• Given instruction: Search the material below for the word "subtitle". Copy every line that has it.

[Data extracted from a collection]
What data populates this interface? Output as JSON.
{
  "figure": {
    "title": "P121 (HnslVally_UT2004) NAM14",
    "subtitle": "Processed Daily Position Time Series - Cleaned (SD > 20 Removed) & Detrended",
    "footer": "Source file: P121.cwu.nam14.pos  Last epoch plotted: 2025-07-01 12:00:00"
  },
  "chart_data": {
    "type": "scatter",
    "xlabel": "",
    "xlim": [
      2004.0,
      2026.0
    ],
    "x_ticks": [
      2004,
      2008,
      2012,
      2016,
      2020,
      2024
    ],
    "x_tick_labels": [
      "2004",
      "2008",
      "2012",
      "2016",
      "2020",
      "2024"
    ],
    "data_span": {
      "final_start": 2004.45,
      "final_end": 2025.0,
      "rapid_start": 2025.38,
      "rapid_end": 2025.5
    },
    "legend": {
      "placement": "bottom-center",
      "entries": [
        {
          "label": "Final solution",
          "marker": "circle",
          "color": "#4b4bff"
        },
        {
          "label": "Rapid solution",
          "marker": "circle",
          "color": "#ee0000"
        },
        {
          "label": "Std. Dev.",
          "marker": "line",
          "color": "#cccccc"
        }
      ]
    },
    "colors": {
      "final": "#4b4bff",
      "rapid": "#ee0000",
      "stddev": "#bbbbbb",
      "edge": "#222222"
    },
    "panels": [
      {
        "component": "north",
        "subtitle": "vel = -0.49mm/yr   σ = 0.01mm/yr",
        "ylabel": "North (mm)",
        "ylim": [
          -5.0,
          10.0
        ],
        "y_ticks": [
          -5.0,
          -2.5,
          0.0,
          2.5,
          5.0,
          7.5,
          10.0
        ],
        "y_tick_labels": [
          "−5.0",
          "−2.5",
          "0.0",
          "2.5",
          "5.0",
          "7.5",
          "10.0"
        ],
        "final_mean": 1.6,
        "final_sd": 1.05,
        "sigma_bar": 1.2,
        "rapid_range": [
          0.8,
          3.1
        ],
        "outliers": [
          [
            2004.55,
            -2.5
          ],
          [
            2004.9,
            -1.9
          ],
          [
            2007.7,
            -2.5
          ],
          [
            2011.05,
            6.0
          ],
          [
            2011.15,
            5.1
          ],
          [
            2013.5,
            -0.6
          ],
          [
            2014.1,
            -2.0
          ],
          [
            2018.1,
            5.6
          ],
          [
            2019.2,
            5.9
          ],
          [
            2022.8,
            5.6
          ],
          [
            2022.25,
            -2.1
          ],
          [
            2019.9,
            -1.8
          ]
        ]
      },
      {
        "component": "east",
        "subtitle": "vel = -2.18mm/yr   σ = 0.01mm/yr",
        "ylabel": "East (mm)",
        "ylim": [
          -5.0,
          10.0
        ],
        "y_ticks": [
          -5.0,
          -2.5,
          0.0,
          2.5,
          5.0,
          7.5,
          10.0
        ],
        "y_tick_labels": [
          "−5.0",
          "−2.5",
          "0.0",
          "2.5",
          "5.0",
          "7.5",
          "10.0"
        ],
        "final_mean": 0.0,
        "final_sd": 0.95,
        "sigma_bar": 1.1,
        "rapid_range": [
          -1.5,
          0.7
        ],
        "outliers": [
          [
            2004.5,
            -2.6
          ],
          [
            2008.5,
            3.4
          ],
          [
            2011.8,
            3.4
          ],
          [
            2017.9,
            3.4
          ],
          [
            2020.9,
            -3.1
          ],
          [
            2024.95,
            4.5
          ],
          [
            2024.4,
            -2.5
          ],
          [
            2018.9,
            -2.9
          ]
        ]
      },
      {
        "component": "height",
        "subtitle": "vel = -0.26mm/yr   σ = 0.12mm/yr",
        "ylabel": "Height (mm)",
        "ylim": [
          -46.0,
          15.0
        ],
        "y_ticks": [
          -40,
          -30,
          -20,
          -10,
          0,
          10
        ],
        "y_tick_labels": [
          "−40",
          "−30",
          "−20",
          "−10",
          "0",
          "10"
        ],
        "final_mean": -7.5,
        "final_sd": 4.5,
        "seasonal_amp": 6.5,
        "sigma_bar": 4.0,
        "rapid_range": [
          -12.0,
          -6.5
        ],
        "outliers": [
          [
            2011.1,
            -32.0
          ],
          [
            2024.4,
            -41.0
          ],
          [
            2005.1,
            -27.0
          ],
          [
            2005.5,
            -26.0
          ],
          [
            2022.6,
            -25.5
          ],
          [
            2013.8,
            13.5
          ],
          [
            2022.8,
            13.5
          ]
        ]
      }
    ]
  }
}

• Exercise answer:
    "subtitle": "Processed Daily Position Time Series - Cleaned (SD > 20 Removed) & Detrended",
        "subtitle": "vel = -0.49mm/yr   σ = 0.01mm/yr",
        "subtitle": "vel = -2.18mm/yr   σ = 0.01mm/yr",
        "subtitle": "vel = -0.26mm/yr   σ = 0.12mm/yr",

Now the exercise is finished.